* Dataset content

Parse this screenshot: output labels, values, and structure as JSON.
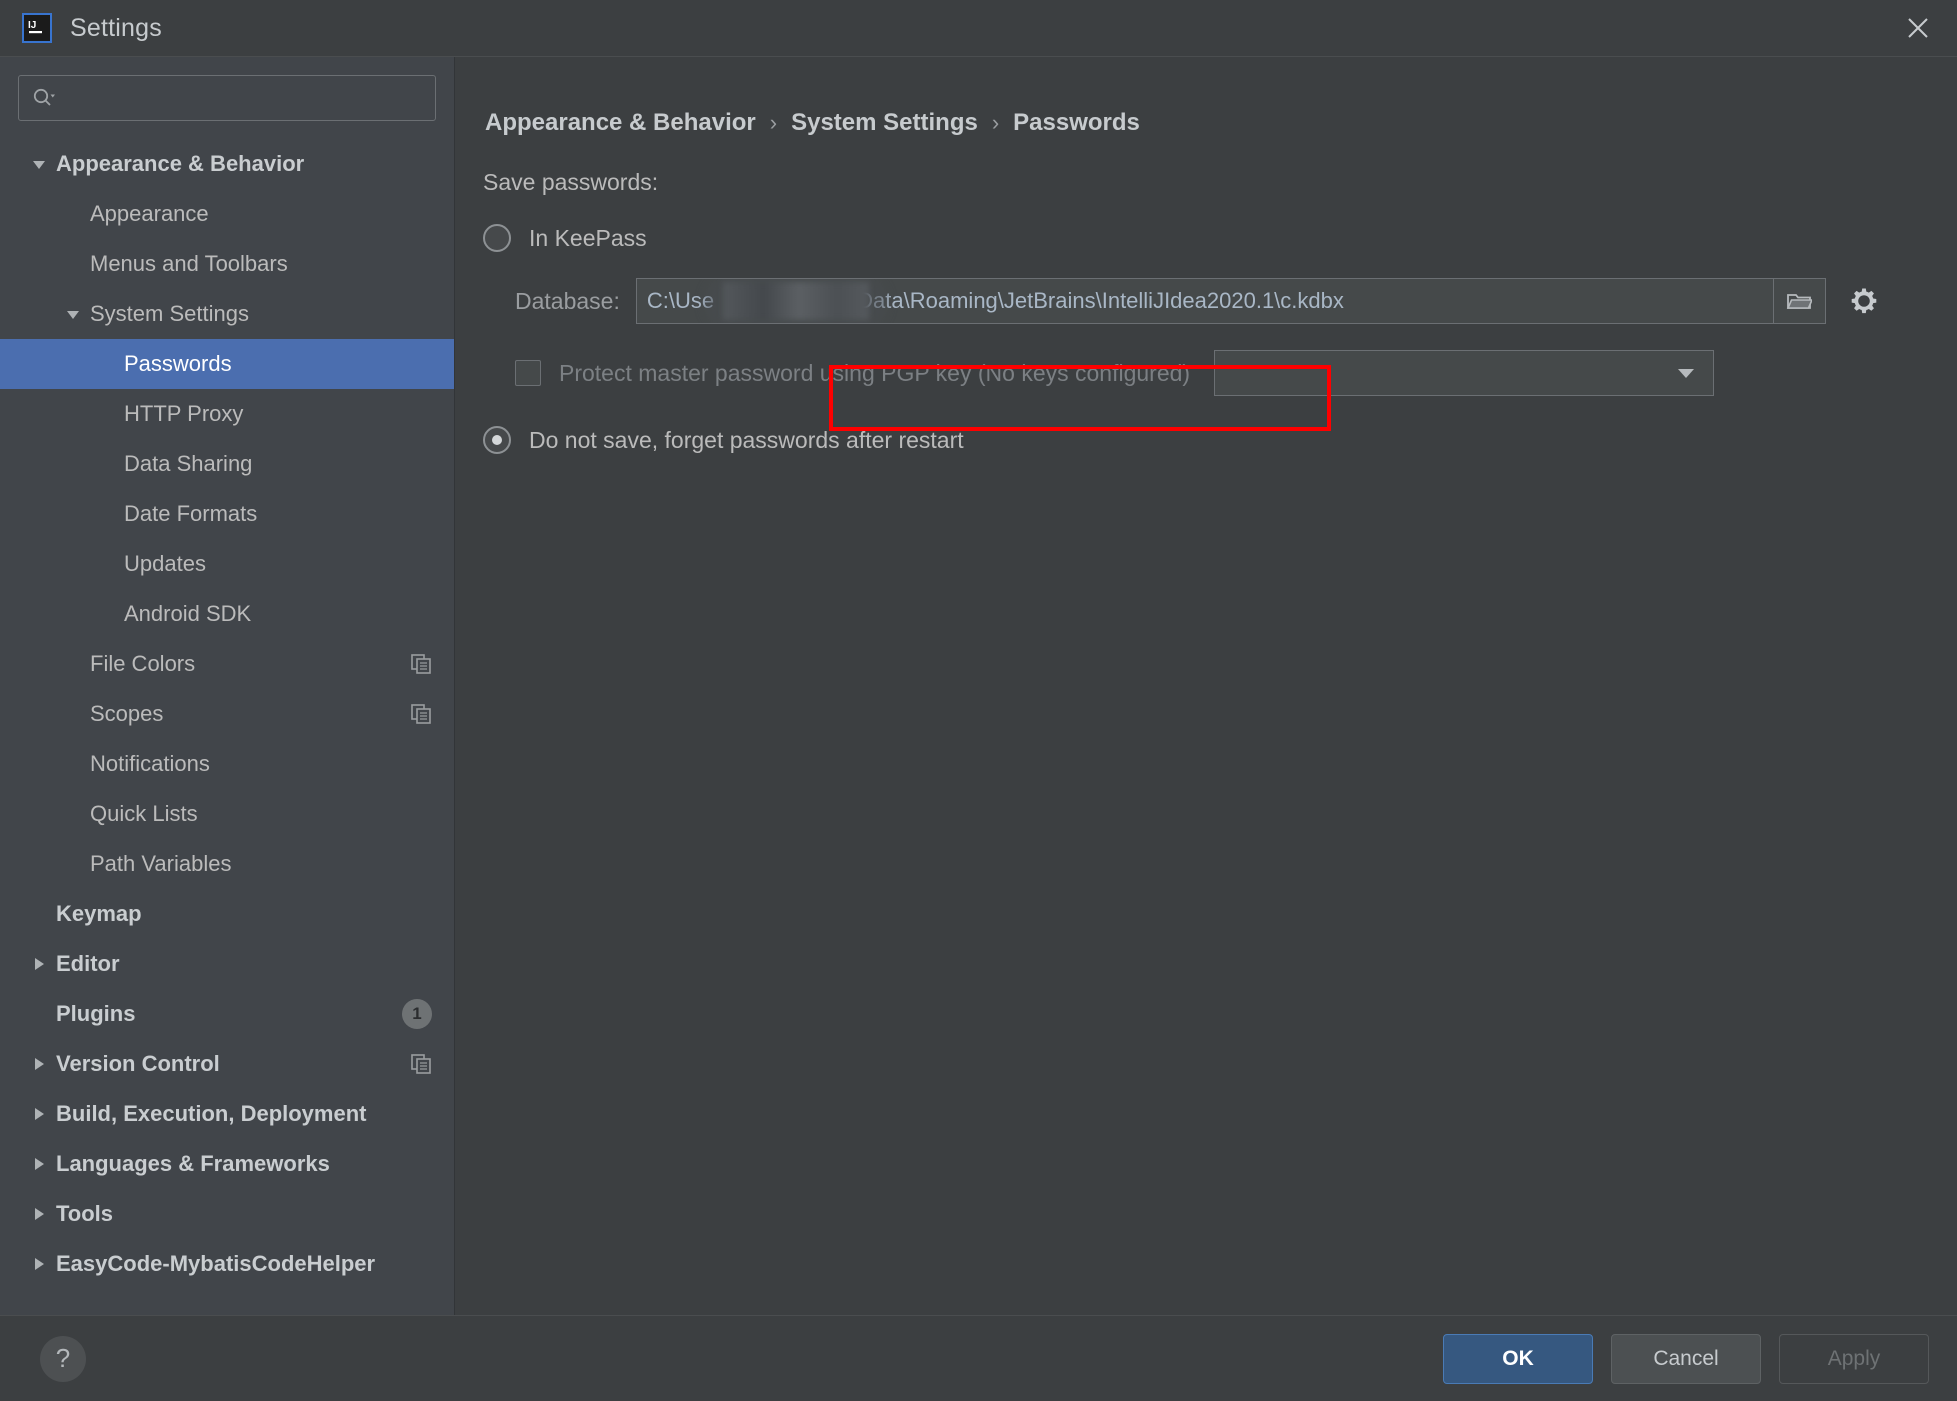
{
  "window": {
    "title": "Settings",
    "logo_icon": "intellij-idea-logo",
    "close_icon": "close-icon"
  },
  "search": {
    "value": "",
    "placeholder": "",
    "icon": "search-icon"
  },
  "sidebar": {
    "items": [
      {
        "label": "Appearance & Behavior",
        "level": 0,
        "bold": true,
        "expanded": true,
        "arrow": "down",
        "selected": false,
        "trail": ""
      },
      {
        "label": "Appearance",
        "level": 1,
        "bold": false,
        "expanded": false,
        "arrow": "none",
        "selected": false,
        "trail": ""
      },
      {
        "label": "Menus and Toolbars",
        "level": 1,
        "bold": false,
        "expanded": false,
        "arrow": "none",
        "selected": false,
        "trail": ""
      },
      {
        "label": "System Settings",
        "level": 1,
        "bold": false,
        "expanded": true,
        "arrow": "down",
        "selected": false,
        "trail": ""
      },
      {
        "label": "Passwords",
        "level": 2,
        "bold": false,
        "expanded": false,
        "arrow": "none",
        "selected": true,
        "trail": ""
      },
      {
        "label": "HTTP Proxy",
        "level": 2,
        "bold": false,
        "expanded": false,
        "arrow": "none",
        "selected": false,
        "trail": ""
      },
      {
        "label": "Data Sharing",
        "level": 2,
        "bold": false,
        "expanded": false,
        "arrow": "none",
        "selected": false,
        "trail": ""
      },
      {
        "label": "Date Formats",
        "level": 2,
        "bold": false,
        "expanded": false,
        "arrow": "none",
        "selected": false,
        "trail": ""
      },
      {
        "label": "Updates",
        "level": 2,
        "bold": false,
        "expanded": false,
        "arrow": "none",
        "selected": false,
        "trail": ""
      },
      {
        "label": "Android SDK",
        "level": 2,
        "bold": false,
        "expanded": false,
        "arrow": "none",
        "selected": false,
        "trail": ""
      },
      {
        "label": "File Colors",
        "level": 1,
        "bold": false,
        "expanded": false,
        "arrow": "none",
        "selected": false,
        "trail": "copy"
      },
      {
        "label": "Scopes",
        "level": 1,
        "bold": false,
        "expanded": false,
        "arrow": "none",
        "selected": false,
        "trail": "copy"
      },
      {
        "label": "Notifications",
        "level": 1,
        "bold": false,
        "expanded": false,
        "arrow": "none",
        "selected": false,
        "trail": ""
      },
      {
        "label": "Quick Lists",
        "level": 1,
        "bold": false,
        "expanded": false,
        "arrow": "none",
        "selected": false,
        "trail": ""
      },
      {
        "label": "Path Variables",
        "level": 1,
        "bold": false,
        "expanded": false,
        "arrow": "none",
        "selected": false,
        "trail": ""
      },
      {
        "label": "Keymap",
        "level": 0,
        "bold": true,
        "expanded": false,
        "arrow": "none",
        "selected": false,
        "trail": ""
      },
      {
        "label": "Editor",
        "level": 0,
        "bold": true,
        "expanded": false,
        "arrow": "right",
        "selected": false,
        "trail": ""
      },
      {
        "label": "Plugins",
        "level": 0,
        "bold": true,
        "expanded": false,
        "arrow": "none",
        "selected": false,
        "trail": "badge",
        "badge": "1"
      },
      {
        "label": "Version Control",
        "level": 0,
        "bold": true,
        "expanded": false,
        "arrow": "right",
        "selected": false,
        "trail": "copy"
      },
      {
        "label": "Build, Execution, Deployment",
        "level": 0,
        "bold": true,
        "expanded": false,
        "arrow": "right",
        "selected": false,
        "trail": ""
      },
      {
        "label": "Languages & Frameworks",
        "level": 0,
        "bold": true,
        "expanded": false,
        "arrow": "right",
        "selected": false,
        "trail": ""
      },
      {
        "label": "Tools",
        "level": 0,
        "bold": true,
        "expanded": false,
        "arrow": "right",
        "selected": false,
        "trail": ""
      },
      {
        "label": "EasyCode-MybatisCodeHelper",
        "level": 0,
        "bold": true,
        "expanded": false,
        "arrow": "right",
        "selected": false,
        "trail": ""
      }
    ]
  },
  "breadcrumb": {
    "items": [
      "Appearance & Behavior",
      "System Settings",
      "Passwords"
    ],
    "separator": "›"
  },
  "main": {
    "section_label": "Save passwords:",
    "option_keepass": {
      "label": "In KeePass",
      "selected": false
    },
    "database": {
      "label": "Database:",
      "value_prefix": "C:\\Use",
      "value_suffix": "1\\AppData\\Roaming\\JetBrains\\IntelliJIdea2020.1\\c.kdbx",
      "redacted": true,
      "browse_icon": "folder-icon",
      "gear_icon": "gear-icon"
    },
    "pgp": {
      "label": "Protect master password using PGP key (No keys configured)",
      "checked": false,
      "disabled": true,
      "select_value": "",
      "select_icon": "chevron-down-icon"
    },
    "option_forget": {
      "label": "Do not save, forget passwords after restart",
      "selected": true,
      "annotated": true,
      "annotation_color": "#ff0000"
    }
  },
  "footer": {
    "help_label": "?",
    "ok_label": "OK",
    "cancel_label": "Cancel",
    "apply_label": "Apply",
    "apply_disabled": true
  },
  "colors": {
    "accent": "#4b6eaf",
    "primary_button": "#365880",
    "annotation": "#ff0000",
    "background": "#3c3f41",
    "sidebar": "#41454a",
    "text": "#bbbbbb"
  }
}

* Instructions for the task
Search the records for the string "Settings" and return every line in which it occurs.

* Response below
    "title": "Settings",
        "label": "System Settings",
      "System Settings",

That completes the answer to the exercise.